§ EXTRAIT CHOISI
* * * * *
C’est plutôt le rôle de l’autre pan de la politique progressivement mise en place, qui cherche à améliorer l’utilisation du charbon et à encourager sa gestion raisonnée, par la recherche et l’innovation scientifique. Cette nouvelle priorité de l’action publique est incarnée par le Fuel Research Board, né en 1917, qui se donne deux ambitions principales : la plus importante, qui occupe cet organisme jusque bien après la Seconde Guerre mondiale, consiste à installer des laboratoires dans les principaux bassins houillers et à classer et analyser les différents types de charbons qu’on peut y trouver afin de déterminer les usages auxquels ils se prêtent le mieux ; la seconde, qui s’exerce essentiellement dans une Fuel Research Station installée en 1919 à East Greenwich, cherche plutôt à résoudre les problèmes techniques qui freinent la transformation du charbon brut, polluant, en combustibles apparemment plus propres et en dérivés précieux – benzol, goudron, ammoniaque, voire pétrole – qui permettent d’optimiser les ressources du pays.
Il s’agit à chaque fois d’aller jusqu’à penser la commercialisation de tels procédés ou produits, afin de rendre viables ces industries potentielles – un défi qui n’est pas toujours relevé, par exemple dans le cas du pétrole issu de la liquéfaction de la houille. L’objectif ici est double, puisqu’on souhaite tout à la fois réduire le gâchis, tant au niveau de la production qu’à celui de la consommation, pour pérenniser les ressources, et défendre l’indépendance énergétique du pays, qui repose essentiellement sur la houille.
Les charbonnages accompagnent ces politiques avec enthousiasme, tout en s’impatientant des lenteurs de la recherche scientifique. Pour défendre une industrie malmenée, ils s’efforcent d’encourager à la consommation de charbon, mais d’une manière raisonnée – des vendeurs spécialisés sont formés, prodiguant moult conseils sur la variété la plus adaptée à tel ou tel usage, et sur les gestes à adopter pour éviter le gâchis – et sous la forme de produits transformés, les semi-cokes notamment, plus efficaces et moins fumigènes. Pourtant, si le charbon reste globalement le combustible le moins cher, en comparaison du gaz ou de l’électricité, ces produits transformés, eux, sont onéreux et peinent parfois à s’imposer. Ces considérations de préservation des ressources nationales sur le long terme ne sont donc pas déconnectées de celles liées, à plus court terme, aux enjeux de l’accès équitable et général aux sources d’énergie.
Pénuries locales et précarité énergétique
La précarité énergétique n’est évidemment pas une nouveauté. Elle s’exprime probablement sous une forme nouvelle à l’ère du charbon, pour les raisons évoquées plus haut. Il est difficile en effet pour un citadin se procurant son combustible auprès d’un marchand de trouver des alternatives lorsque les prix s’envolent au point de devenir inaccessibles. Les classes populaires victoriennes en témoignent, qui rappellent continûment leur crainte du manque de charbon et leur peur du froid. Il est frappant de constater à quel point, dans ce pays d’abondance énergétique, la précarité en ce domaine est réelle. Si l’achat du combustible représente seulement autour de 5-6% des budgets, c’est un maximum qui ne permet pas un véritable confort thermique dans les périodes normales, et se traduit par des situations de véritable détresse lorsque les coûts sont trop élevés.
* * * * *
§ DONNÉES FOURNIES
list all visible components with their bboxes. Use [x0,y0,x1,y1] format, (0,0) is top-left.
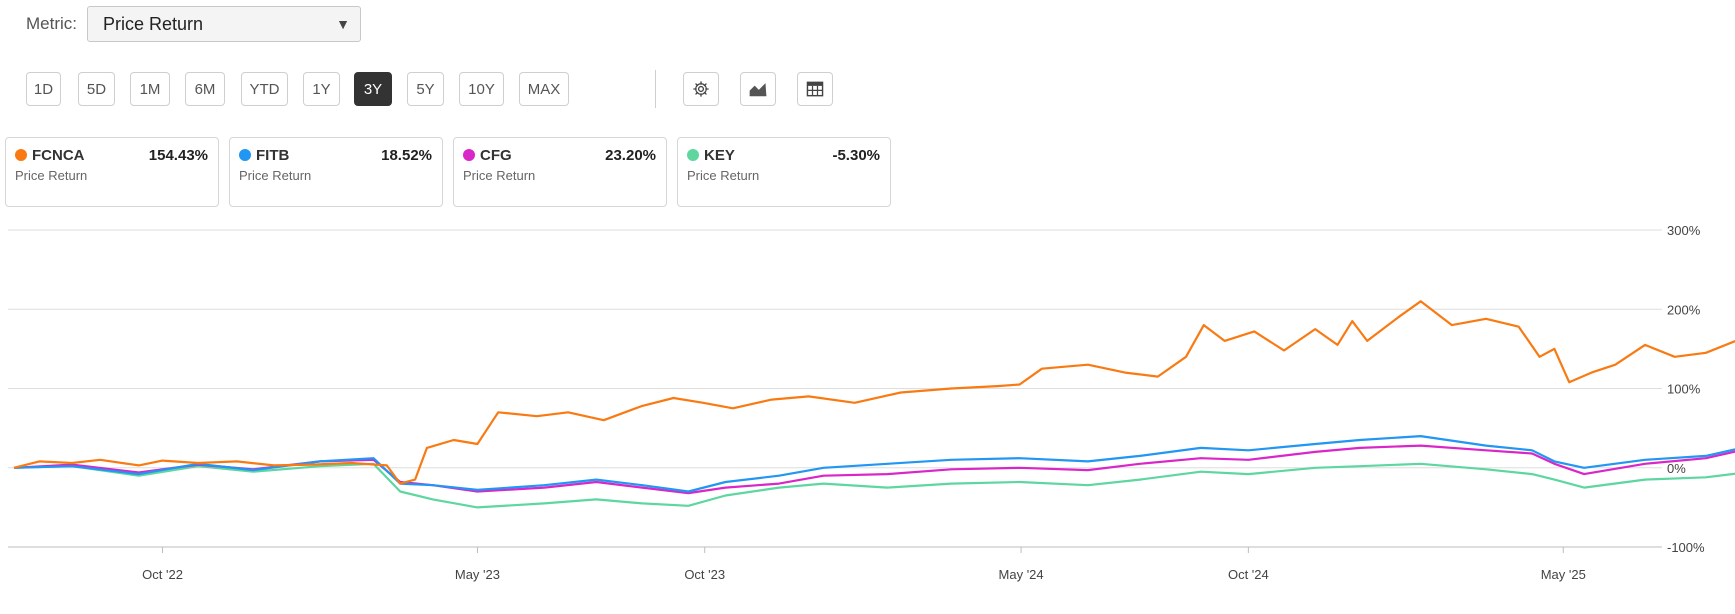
* * * * *
§ ÉNONCÉ
Recopiez sans rien modifier le passage de l'extrait sur le charbon qui va de « Il s’agit à » à « sur la houille. ».

§ CORRIGÉ
Il s’agit à chaque fois d’aller jusqu’à penser la commercialisation de tels procédés ou produits, afin de rendre viables ces industries potentielles – un défi qui n’est pas toujours relevé, par exemple dans le cas du pétrole issu de la liquéfaction de la houille. L’objectif ici est double, puisqu’on souhaite tout à la fois réduire le gâchis, tant au niveau de la production qu’à celui de la consommation, pour pérenniser les ressources, et défendre l’indépendance énergétique du pays, qui repose essentiellement sur la houille.